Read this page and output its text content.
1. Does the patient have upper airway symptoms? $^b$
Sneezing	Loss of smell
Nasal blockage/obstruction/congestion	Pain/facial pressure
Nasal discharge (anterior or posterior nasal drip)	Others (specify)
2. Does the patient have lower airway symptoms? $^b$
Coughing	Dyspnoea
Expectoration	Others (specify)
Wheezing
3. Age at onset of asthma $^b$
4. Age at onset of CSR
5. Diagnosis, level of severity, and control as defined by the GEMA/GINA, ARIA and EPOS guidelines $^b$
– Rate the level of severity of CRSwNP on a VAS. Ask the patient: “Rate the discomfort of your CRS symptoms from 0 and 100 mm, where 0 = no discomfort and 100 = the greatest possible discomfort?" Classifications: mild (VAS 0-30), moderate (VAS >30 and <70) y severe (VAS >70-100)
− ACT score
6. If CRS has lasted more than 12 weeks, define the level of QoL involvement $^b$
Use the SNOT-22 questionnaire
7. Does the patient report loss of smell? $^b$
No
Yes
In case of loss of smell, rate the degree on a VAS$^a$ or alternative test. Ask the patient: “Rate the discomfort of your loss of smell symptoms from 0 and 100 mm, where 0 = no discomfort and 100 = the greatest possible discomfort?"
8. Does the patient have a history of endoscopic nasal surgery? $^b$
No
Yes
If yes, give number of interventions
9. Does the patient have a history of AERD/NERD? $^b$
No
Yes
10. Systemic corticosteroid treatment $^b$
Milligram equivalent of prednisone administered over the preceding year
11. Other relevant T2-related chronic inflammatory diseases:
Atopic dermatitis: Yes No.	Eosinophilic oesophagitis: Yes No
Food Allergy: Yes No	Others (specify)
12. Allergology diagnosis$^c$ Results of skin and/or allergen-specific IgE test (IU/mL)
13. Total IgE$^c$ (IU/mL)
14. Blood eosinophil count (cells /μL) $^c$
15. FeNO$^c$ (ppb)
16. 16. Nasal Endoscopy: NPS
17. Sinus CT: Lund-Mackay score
__________________________________________________
Copy and report every line where the word "Rate" is present.

SOLUTION BELOW ▸
– Rate the level of severity of CRSwNP on a VAS. Ask the patient: “Rate the discomfort of your CRS symptoms from 0 and 100 mm, where 0 = no discomfort and 100 = the greatest possible discomfort?" Classifications: mild (VAS 0-30), moderate (VAS >30 and <70) y severe (VAS >70-100)
In case of loss of smell, rate the degree on a VAS$^a$ or alternative test. Ask the patient: “Rate the discomfort of your loss of smell symptoms from 0 and 100 mm, where 0 = no discomfort and 100 = the greatest possible discomfort?"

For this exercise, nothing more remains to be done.